--- Data supplied ---

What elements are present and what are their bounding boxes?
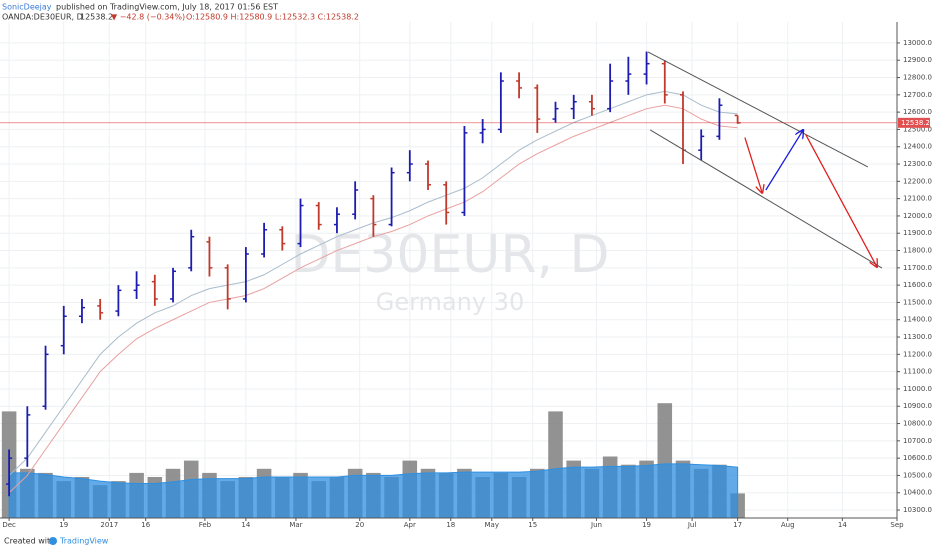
footer-brand[interactable]: TradingView [59,537,109,546]
ohlc-text: O:12580.9 H:12580.9 L:12532.3 C:12538.2 [186,13,359,22]
y-tick-label: 11000.0 [903,385,932,393]
y-tick-label: 12000.0 [903,212,932,220]
y-tick-label: 11700.0 [903,264,932,272]
brand-logo [49,537,57,545]
x-tick-label: 15 [528,521,537,529]
y-tick-label: 13000.0 [903,39,932,47]
y-tick-label: 12100.0 [903,195,932,203]
x-tick-label: 14 [838,521,847,529]
y-tick-label: 10900.0 [903,402,932,410]
y-tick-label: 11500.0 [903,298,932,306]
y-tick-label: 12800.0 [903,74,932,82]
change: ▼ −42.8 (−0.34%) [111,13,185,22]
last-price: 12538.2 [80,13,113,22]
x-tick-label: Jun [590,521,602,529]
y-tick-label: 11600.0 [903,281,932,289]
x-tick-label: Feb [199,521,212,529]
x-tick-label: Jul [687,521,697,529]
published: published on TradingView.com, July 18, 2… [56,3,278,12]
y-tick-label: 10500.0 [903,471,932,479]
x-tick-label: May [485,521,499,529]
symbol: OANDA:DE30EUR, D [2,13,83,22]
y-tick-label: 12200.0 [903,177,932,185]
x-tick-label: 20 [355,521,364,529]
trend-line [647,51,869,168]
price-label-bg [898,117,930,128]
y-tick-label: 12700.0 [903,91,932,99]
author[interactable]: SonicDeejay [2,3,52,12]
x-tick-label: Mar [289,521,302,529]
y-tick-label: 12600.0 [903,108,932,116]
y-tick-label: 11100.0 [903,368,932,376]
arrow [765,130,803,191]
y-tick-label: 12300.0 [903,160,932,168]
y-tick-label: 12400.0 [903,143,932,151]
arrow [744,137,762,193]
footer-created: Created with [4,537,55,546]
watermark: DE30EUR, D [290,225,609,285]
y-tick-label: 10400.0 [903,489,932,497]
y-tick-label: 10800.0 [903,420,932,428]
y-tick-label: 10700.0 [903,437,932,445]
y-tick-label: 12500.0 [903,125,932,133]
trend-line [649,129,883,269]
x-tick-label: Apr [404,521,416,529]
x-tick-label: 17 [733,521,742,529]
arrow [805,134,877,267]
x-tick-label: 14 [241,521,250,529]
x-tick-label: Aug [781,521,795,529]
x-tick-label: Sep [890,521,904,529]
y-tick-label: 10300.0 [903,506,932,514]
y-tick-label: 11300.0 [903,333,932,341]
y-tick-label: 11400.0 [903,316,932,324]
moving-average [8,104,738,494]
x-tick-label: 19 [59,521,68,529]
y-tick-label: 10600.0 [903,454,932,462]
y-tick-label: 11200.0 [903,350,932,358]
y-tick-label: 11800.0 [903,247,932,255]
x-tick-label: Dec [2,521,16,529]
price-label: 12538.2 [901,119,930,127]
watermark-sub: Germany 30 [376,288,524,316]
x-tick-label: 16 [141,521,150,529]
x-tick-label: 2017 [100,521,118,529]
x-tick-label: 18 [446,521,455,529]
volume-ma [8,463,739,519]
y-tick-label: 11900.0 [903,229,932,237]
x-tick-label: 19 [642,521,651,529]
y-tick-label: 12900.0 [903,56,932,64]
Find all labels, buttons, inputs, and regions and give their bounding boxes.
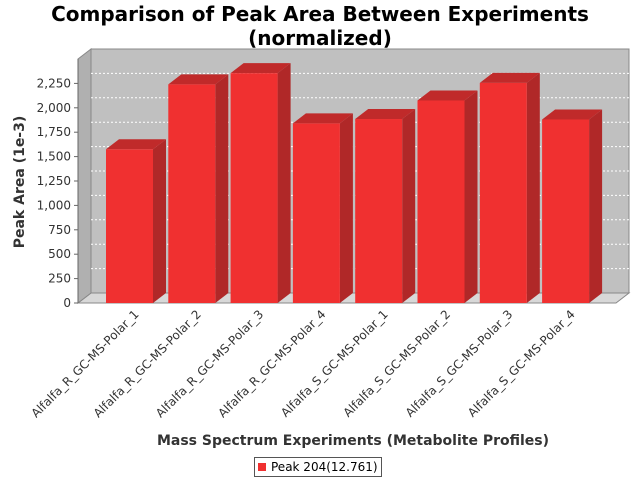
y-tick-label: 750 <box>48 223 71 237</box>
bar <box>542 119 590 304</box>
bar-side <box>339 113 353 303</box>
legend: Peak 204(12.761) <box>254 457 382 477</box>
bar-top <box>292 113 353 124</box>
x-tick-label: Alfalfa_S_GC-MS-Polar_3 <box>403 307 516 420</box>
bar-side <box>526 72 540 303</box>
x-tick-label: Alfalfa_S_GC-MS-Polar_4 <box>465 307 578 420</box>
bar-top <box>542 109 603 120</box>
bar <box>355 119 403 303</box>
bar <box>479 82 527 303</box>
bar <box>230 73 278 303</box>
bar <box>168 84 216 303</box>
bar <box>292 123 340 303</box>
plot-left-wall <box>77 47 92 305</box>
y-axis-title: Peak Area (1e-3) <box>12 116 28 249</box>
bar-side <box>153 139 166 303</box>
y-tick-label: 250 <box>48 272 71 286</box>
y-tick-label: 1,750 <box>37 125 71 139</box>
bar-top <box>479 72 540 83</box>
y-tick-label: 0 <box>63 296 71 310</box>
y-tick-label: 2,250 <box>37 76 71 90</box>
bar-side <box>277 63 291 303</box>
chart-title: Comparison of Peak Area Between Experime… <box>51 2 589 50</box>
x-tick-label: Alfalfa_R_GC-MS-Polar_2 <box>91 307 204 420</box>
bar-top <box>168 74 229 85</box>
x-tick-label: Alfalfa_R_GC-MS-Polar_4 <box>215 307 328 420</box>
bar-side <box>215 74 229 303</box>
y-tick-label: 1,000 <box>37 198 71 212</box>
bar <box>417 100 465 303</box>
legend-label: Peak 204(12.761) <box>271 460 378 474</box>
bar <box>106 149 153 303</box>
y-tick-label: 1,250 <box>37 174 71 188</box>
y-tick-label: 1,500 <box>37 150 71 164</box>
y-tick-label: 500 <box>48 247 71 261</box>
x-tick-label: Alfalfa_S_GC-MS-Polar_1 <box>278 307 391 420</box>
bar-side <box>589 109 603 304</box>
x-tick-label: Alfalfa_S_GC-MS-Polar_2 <box>340 307 453 420</box>
bar-side <box>402 109 416 303</box>
bar-top <box>106 139 166 150</box>
bar-side <box>464 90 478 303</box>
x-tick-label: Alfalfa_R_GC-MS-Polar_1 <box>28 307 141 420</box>
y-tick-label: 2,000 <box>37 101 71 115</box>
legend-swatch <box>258 463 266 471</box>
bar-top <box>355 109 416 120</box>
x-tick-label: Alfalfa_R_GC-MS-Polar_3 <box>153 307 266 420</box>
bar-top <box>417 90 478 101</box>
bar-top <box>230 63 291 74</box>
x-axis-title: Mass Spectrum Experiments (Metabolite Pr… <box>157 433 549 449</box>
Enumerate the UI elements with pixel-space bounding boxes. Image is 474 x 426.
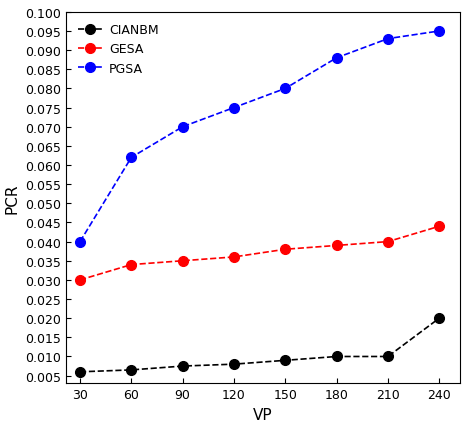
X-axis label: VP: VP [253,407,273,422]
PGSA [437,29,442,35]
CIANBM [334,354,339,359]
Line: GESA: GESA [75,222,444,285]
Y-axis label: PCR: PCR [5,183,20,213]
CIANBM [180,364,185,369]
PGSA [231,106,237,111]
CIANBM [77,369,83,374]
CIANBM [385,354,391,359]
GESA [385,239,391,245]
Legend: CIANBM, GESA, PGSA: CIANBM, GESA, PGSA [73,19,164,81]
CIANBM [283,358,288,363]
GESA [231,255,237,260]
GESA [180,259,185,264]
PGSA [77,239,83,245]
GESA [334,243,339,248]
CIANBM [231,362,237,367]
PGSA [334,56,339,61]
PGSA [283,86,288,92]
CIANBM [128,368,134,373]
Line: PGSA: PGSA [75,27,444,247]
Line: CIANBM: CIANBM [75,314,444,377]
GESA [437,224,442,229]
CIANBM [437,316,442,321]
GESA [77,278,83,283]
PGSA [128,155,134,161]
PGSA [180,125,185,130]
GESA [283,247,288,252]
GESA [128,262,134,268]
PGSA [385,37,391,42]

---

• _Description of the task_
Copy every line of the records above word for word, but leave the pictures out.

• _Task response_
What elements are present and what are their bounding boxes?
footer-brand[interactable]: TradingView [59,537,109,546]
ohlc-text: O:12580.9 H:12580.9 L:12532.3 C:12538.2 [186,13,359,22]
y-tick-label: 11000.0 [903,385,932,393]
y-tick-label: 12000.0 [903,212,932,220]
y-tick-label: 11700.0 [903,264,932,272]
brand-logo [49,537,57,545]
x-tick-label: 15 [528,521,537,529]
y-tick-label: 13000.0 [903,39,932,47]
y-tick-label: 12100.0 [903,195,932,203]
x-tick-label: 14 [838,521,847,529]
y-tick-label: 10900.0 [903,402,932,410]
y-tick-label: 11500.0 [903,298,932,306]
y-tick-label: 12800.0 [903,74,932,82]
change: ▼ −42.8 (−0.34%) [111,13,185,22]
last-price: 12538.2 [80,13,113,22]
x-tick-label: Jun [590,521,602,529]
y-tick-label: 11600.0 [903,281,932,289]
x-tick-label: Feb [199,521,212,529]
x-tick-label: Jul [687,521,697,529]
published: published on TradingView.com, July 18, 2… [56,3,278,12]
y-tick-label: 10500.0 [903,471,932,479]
x-tick-label: May [485,521,499,529]
symbol: OANDA:DE30EUR, D [2,13,83,22]
y-tick-label: 12200.0 [903,177,932,185]
x-tick-label: 20 [355,521,364,529]
trend-line [647,51,869,168]
price-label-bg [898,117,930,128]
y-tick-label: 12700.0 [903,91,932,99]
author[interactable]: SonicDeejay [2,3,52,12]
x-tick-label: Mar [289,521,302,529]
y-tick-label: 12600.0 [903,108,932,116]
y-tick-label: 11100.0 [903,368,932,376]
arrow [765,130,803,191]
y-tick-label: 12300.0 [903,160,932,168]
y-tick-label: 12400.0 [903,143,932,151]
arrow [744,137,762,193]
footer-created: Created with [4,537,55,546]
watermark: DE30EUR, D [290,225,609,285]
y-tick-label: 10400.0 [903,489,932,497]
y-tick-label: 10800.0 [903,420,932,428]
y-tick-label: 10700.0 [903,437,932,445]
y-tick-label: 12500.0 [903,125,932,133]
trend-line [649,129,883,269]
x-tick-label: Apr [404,521,416,529]
x-tick-label: 17 [733,521,742,529]
arrow [805,134,877,267]
x-tick-label: 14 [241,521,250,529]
x-tick-label: Aug [781,521,795,529]
x-tick-label: Sep [890,521,904,529]
y-tick-label: 10300.0 [903,506,932,514]
y-tick-label: 11300.0 [903,333,932,341]
y-tick-label: 11400.0 [903,316,932,324]
moving-average [8,104,738,494]
x-tick-label: 19 [59,521,68,529]
y-tick-label: 10600.0 [903,454,932,462]
y-tick-label: 11200.0 [903,350,932,358]
y-tick-label: 11800.0 [903,247,932,255]
x-tick-label: Dec [2,521,16,529]
price-label: 12538.2 [901,119,930,127]
watermark-sub: Germany 30 [376,288,524,316]
x-tick-label: 16 [141,521,150,529]
x-tick-label: 2017 [100,521,118,529]
x-tick-label: 18 [446,521,455,529]
volume-ma [8,463,739,519]
y-tick-label: 11900.0 [903,229,932,237]
x-tick-label: 19 [642,521,651,529]
y-tick-label: 12900.0 [903,56,932,64]
Find all labels, buttons, inputs, and regions and give their bounding boxes.
y-tick-label: 750 <box>48 223 71 237</box>
bar <box>542 119 590 304</box>
bar-side <box>339 113 353 303</box>
legend: Peak 204(12.761) <box>254 457 382 477</box>
bar-top <box>292 113 353 124</box>
x-tick-label: Alfalfa_S_GC-MS-Polar_3 <box>403 307 516 420</box>
bar-side <box>526 72 540 303</box>
x-tick-label: Alfalfa_S_GC-MS-Polar_4 <box>465 307 578 420</box>
bar-top <box>542 109 603 120</box>
bar <box>355 119 403 303</box>
bar <box>479 82 527 303</box>
bar <box>230 73 278 303</box>
bar <box>168 84 216 303</box>
bar <box>292 123 340 303</box>
plot-left-wall <box>77 47 92 305</box>
y-axis-title: Peak Area (1e-3) <box>12 116 28 249</box>
bar-side <box>153 139 166 303</box>
y-tick-label: 250 <box>48 272 71 286</box>
y-tick-label: 1,750 <box>37 125 71 139</box>
bar-top <box>479 72 540 83</box>
y-tick-label: 0 <box>63 296 71 310</box>
y-tick-label: 2,250 <box>37 76 71 90</box>
bar-side <box>277 63 291 303</box>
chart-title: Comparison of Peak Area Between Experime… <box>51 2 589 50</box>
x-tick-label: Alfalfa_R_GC-MS-Polar_2 <box>91 307 204 420</box>
bar-top <box>168 74 229 85</box>
x-tick-label: Alfalfa_R_GC-MS-Polar_4 <box>215 307 328 420</box>
bar-side <box>215 74 229 303</box>
y-tick-label: 1,000 <box>37 198 71 212</box>
bar <box>417 100 465 303</box>
legend-label: Peak 204(12.761) <box>271 460 378 474</box>
bar <box>106 149 153 303</box>
y-tick-label: 1,250 <box>37 174 71 188</box>
y-tick-label: 1,500 <box>37 150 71 164</box>
y-tick-label: 500 <box>48 247 71 261</box>
x-tick-label: Alfalfa_S_GC-MS-Polar_1 <box>278 307 391 420</box>
bar-side <box>589 109 603 304</box>
x-tick-label: Alfalfa_S_GC-MS-Polar_2 <box>340 307 453 420</box>
bar-side <box>402 109 416 303</box>
bar-top <box>106 139 166 150</box>
bar-side <box>464 90 478 303</box>
x-tick-label: Alfalfa_R_GC-MS-Polar_1 <box>28 307 141 420</box>
y-tick-label: 2,000 <box>37 101 71 115</box>
legend-swatch <box>258 463 266 471</box>
bar-top <box>355 109 416 120</box>
x-tick-label: Alfalfa_R_GC-MS-Polar_3 <box>153 307 266 420</box>
bar-top <box>417 90 478 101</box>
bar-top <box>230 63 291 74</box>
x-axis-title: Mass Spectrum Experiments (Metabolite Pr… <box>157 433 549 449</box>
Enumerate the UI elements with pixel-space bounding boxes. Image is 474 x 426.
X-axis label: VP: VP [253,407,273,422]
PGSA [437,29,442,35]
CIANBM [334,354,339,359]
Line: GESA: GESA [75,222,444,285]
Y-axis label: PCR: PCR [5,183,20,213]
CIANBM [180,364,185,369]
PGSA [231,106,237,111]
CIANBM [77,369,83,374]
CIANBM [385,354,391,359]
GESA [385,239,391,245]
Legend: CIANBM, GESA, PGSA: CIANBM, GESA, PGSA [73,19,164,81]
CIANBM [283,358,288,363]
GESA [231,255,237,260]
GESA [180,259,185,264]
PGSA [77,239,83,245]
GESA [334,243,339,248]
CIANBM [231,362,237,367]
PGSA [334,56,339,61]
PGSA [283,86,288,92]
CIANBM [128,368,134,373]
Line: PGSA: PGSA [75,27,444,247]
Line: CIANBM: CIANBM [75,314,444,377]
GESA [437,224,442,229]
CIANBM [437,316,442,321]
GESA [77,278,83,283]
PGSA [128,155,134,161]
PGSA [180,125,185,130]
GESA [283,247,288,252]
GESA [128,262,134,268]
PGSA [385,37,391,42]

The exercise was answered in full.